Task directions =>
Extract all data as written.

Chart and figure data
--- Begin ---
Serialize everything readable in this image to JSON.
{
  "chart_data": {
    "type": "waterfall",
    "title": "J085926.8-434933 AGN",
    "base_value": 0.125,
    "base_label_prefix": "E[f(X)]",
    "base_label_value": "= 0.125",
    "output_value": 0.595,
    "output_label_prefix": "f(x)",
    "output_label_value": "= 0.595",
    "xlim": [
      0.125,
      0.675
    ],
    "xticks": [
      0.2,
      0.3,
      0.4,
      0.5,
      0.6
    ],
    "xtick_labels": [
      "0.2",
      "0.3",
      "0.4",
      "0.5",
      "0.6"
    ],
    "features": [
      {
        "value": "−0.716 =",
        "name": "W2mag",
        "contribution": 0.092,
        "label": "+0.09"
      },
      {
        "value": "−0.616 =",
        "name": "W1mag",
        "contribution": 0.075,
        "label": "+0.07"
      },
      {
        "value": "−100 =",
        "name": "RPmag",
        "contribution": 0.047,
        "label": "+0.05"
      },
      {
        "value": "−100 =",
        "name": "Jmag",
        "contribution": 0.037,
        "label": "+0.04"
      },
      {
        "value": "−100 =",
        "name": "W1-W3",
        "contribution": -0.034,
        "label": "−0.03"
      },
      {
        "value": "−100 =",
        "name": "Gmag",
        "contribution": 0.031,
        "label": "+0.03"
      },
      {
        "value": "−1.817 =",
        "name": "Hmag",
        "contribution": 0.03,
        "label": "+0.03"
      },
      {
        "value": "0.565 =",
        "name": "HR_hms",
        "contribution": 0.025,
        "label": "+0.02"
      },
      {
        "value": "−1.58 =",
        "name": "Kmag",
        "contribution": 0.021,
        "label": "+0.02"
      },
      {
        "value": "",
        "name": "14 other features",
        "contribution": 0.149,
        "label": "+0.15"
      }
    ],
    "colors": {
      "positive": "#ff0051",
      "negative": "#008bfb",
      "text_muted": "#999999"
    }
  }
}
--- End ---
Answer for this exercise =>
Serialize everything readable in this image to JSON.
{
  "chart_data": {
    "type": "waterfall",
    "title": "J085926.8-434933 AGN",
    "base_value": 0.125,
    "base_label_prefix": "E[f(X)]",
    "base_label_value": "= 0.125",
    "output_value": 0.595,
    "output_label_prefix": "f(x)",
    "output_label_value": "= 0.595",
    "xlim": [
      0.125,
      0.675
    ],
    "xticks": [
      0.2,
      0.3,
      0.4,
      0.5,
      0.6
    ],
    "xtick_labels": [
      "0.2",
      "0.3",
      "0.4",
      "0.5",
      "0.6"
    ],
    "features": [
      {
        "value": "−0.716 =",
        "name": "W2mag",
        "contribution": 0.092,
        "label": "+0.09"
      },
      {
        "value": "−0.616 =",
        "name": "W1mag",
        "contribution": 0.075,
        "label": "+0.07"
      },
      {
        "value": "−100 =",
        "name": "RPmag",
        "contribution": 0.047,
        "label": "+0.05"
      },
      {
        "value": "−100 =",
        "name": "Jmag",
        "contribution": 0.037,
        "label": "+0.04"
      },
      {
        "value": "−100 =",
        "name": "W1-W3",
        "contribution": -0.034,
        "label": "−0.03"
      },
      {
        "value": "−100 =",
        "name": "Gmag",
        "contribution": 0.031,
        "label": "+0.03"
      },
      {
        "value": "−1.817 =",
        "name": "Hmag",
        "contribution": 0.03,
        "label": "+0.03"
      },
      {
        "value": "0.565 =",
        "name": "HR_hms",
        "contribution": 0.025,
        "label": "+0.02"
      },
      {
        "value": "−1.58 =",
        "name": "Kmag",
        "contribution": 0.021,
        "label": "+0.02"
      },
      {
        "value": "",
        "name": "14 other features",
        "contribution": 0.149,
        "label": "+0.15"
      }
    ],
    "colors": {
      "positive": "#ff0051",
      "negative": "#008bfb",
      "text_muted": "#999999"
    }
  }
}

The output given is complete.